## DATA FOR THE TASK:
****************************************
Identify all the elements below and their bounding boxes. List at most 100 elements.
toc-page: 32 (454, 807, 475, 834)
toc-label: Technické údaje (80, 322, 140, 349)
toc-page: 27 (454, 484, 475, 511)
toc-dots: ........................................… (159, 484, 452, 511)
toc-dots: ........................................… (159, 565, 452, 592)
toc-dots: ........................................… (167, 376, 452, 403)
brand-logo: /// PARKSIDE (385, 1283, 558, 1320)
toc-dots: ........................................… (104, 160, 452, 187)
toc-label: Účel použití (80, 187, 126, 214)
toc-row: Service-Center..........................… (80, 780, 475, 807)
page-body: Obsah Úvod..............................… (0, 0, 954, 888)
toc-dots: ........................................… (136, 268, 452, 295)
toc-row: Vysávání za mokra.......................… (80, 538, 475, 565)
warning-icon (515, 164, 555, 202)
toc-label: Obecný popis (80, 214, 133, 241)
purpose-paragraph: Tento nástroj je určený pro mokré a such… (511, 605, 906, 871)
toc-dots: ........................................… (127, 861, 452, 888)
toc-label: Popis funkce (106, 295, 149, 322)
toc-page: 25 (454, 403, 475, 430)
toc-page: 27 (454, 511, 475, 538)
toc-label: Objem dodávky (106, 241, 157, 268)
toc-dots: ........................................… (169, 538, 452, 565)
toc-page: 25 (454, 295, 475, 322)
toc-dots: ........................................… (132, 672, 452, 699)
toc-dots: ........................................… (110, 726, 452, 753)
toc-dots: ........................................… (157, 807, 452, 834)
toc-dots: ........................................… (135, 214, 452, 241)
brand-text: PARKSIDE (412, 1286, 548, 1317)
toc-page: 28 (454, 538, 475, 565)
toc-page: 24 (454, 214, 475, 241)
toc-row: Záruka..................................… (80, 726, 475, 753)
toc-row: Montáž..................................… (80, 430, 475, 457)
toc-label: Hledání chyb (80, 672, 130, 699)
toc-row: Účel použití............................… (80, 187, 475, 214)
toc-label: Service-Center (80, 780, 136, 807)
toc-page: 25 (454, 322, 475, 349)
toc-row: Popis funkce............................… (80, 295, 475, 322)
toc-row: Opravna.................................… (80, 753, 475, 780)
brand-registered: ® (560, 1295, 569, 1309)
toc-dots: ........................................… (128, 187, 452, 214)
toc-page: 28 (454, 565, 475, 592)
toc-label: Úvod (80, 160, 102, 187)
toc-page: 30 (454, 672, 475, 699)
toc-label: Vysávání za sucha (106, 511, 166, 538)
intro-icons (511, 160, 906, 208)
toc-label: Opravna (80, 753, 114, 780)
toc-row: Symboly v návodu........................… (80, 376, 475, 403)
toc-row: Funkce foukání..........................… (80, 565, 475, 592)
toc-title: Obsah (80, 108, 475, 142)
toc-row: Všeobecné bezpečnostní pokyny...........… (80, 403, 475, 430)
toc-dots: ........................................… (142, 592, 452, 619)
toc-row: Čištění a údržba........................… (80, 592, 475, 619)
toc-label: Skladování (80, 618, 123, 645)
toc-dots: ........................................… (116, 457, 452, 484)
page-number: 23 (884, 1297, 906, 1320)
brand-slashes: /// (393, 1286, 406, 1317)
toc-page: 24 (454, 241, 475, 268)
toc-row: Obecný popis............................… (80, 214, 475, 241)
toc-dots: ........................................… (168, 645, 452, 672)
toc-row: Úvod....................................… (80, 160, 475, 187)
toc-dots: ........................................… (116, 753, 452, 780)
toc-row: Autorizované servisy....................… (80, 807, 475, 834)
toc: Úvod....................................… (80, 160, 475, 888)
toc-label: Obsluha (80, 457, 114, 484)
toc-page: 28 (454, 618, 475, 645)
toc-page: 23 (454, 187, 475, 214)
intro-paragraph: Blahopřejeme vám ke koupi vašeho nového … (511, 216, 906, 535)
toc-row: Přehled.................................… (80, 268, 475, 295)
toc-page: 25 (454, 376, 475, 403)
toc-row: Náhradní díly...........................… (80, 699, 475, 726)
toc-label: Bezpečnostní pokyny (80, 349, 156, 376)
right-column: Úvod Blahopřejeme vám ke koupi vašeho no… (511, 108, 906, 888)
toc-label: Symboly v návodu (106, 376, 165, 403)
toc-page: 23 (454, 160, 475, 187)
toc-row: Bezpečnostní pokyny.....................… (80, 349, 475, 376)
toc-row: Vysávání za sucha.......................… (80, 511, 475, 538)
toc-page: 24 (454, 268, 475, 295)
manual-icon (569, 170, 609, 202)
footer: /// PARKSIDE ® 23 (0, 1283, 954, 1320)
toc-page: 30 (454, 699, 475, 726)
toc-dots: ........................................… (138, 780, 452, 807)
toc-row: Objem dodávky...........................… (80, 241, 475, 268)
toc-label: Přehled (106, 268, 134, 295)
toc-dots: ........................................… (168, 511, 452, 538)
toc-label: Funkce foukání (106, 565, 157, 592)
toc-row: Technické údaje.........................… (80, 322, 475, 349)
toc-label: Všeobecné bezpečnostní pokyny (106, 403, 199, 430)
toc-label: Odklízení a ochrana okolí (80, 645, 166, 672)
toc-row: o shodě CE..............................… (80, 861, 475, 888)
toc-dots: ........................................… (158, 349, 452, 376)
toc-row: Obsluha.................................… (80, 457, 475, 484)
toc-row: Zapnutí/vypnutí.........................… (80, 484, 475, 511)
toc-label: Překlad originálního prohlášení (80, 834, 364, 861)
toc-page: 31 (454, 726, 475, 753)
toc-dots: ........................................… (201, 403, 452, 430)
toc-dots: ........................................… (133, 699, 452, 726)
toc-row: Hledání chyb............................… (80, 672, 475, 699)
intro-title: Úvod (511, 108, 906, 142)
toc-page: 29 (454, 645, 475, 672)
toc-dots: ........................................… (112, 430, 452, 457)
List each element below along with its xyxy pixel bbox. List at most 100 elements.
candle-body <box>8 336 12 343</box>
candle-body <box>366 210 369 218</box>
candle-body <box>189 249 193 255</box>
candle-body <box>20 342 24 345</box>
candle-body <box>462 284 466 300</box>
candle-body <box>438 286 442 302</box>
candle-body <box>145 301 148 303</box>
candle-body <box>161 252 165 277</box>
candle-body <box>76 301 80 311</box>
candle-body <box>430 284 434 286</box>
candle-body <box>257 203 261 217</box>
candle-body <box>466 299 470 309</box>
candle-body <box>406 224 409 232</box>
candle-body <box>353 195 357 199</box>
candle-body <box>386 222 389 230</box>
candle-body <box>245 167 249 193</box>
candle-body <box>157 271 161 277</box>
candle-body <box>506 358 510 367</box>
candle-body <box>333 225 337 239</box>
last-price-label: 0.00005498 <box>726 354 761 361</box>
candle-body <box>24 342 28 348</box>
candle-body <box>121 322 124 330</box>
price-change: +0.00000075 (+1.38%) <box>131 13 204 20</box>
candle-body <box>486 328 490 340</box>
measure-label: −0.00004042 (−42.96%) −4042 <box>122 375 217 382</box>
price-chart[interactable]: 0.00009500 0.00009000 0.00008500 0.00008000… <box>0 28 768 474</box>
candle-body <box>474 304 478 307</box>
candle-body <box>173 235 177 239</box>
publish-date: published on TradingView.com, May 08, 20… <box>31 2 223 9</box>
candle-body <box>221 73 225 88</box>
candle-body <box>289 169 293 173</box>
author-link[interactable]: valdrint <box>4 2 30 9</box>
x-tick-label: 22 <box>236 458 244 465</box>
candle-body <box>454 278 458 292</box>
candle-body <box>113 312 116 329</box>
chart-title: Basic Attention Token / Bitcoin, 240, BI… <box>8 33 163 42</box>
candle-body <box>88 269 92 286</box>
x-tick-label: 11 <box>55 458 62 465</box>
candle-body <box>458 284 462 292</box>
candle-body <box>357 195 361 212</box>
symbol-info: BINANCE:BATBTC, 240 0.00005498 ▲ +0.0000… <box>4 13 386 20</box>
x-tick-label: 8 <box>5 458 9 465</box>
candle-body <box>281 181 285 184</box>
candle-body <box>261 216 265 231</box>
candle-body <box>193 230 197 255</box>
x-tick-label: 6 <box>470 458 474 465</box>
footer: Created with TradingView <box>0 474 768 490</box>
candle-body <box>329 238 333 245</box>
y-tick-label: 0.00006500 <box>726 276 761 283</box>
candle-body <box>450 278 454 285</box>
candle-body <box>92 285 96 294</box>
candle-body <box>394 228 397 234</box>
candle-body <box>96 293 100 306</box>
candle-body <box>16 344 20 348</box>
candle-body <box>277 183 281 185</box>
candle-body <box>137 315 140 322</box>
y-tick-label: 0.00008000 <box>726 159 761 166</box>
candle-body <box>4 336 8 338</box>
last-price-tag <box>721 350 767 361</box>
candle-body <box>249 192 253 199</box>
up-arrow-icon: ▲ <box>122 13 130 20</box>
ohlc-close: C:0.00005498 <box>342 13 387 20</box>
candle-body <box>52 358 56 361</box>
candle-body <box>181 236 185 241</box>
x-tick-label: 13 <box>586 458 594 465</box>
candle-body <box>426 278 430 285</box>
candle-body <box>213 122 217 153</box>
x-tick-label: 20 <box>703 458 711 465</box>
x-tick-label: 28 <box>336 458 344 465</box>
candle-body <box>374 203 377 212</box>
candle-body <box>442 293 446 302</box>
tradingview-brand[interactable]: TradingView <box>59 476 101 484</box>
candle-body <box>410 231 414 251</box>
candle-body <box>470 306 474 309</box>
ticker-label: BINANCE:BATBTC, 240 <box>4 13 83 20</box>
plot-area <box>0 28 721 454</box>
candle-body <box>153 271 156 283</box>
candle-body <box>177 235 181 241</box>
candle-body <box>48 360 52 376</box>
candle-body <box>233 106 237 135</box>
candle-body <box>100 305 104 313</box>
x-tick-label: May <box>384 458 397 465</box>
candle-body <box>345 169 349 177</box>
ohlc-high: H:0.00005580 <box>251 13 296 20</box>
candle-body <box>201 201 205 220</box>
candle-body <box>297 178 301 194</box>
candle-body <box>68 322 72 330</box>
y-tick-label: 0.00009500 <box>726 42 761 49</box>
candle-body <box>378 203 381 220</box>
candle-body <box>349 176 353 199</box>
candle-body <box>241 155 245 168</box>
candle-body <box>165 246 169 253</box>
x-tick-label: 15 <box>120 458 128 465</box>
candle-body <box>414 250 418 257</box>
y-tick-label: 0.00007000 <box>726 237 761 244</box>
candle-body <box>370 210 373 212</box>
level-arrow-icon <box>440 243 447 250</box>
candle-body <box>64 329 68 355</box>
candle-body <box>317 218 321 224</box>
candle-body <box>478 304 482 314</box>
****************************************
Update the records from their start through the line containing "toc-label: Obecný popis (80, 214, 133, 241)" by changing "toc-dots" to "leader-dots" and leaving everything else the same. Return only those lines.

Identify all the elements below and their bounding boxes. List at most 100 elements.
toc-page: 32 (454, 807, 475, 834)
toc-label: Technické údaje (80, 322, 140, 349)
toc-page: 27 (454, 484, 475, 511)
leader-dots: ........................................… (159, 484, 452, 511)
leader-dots: ........................................… (159, 565, 452, 592)
leader-dots: ........................................… (167, 376, 452, 403)
brand-logo: /// PARKSIDE (385, 1283, 558, 1320)
leader-dots: ........................................… (104, 160, 452, 187)
toc-label: Účel použití (80, 187, 126, 214)
toc-row: Service-Center..........................… (80, 780, 475, 807)
page-body: Obsah Úvod..............................… (0, 0, 954, 888)
leader-dots: ........................................… (136, 268, 452, 295)
toc-row: Vysávání za mokra.......................… (80, 538, 475, 565)
warning-icon (515, 164, 555, 202)
toc-label: Obecný popis (80, 214, 133, 241)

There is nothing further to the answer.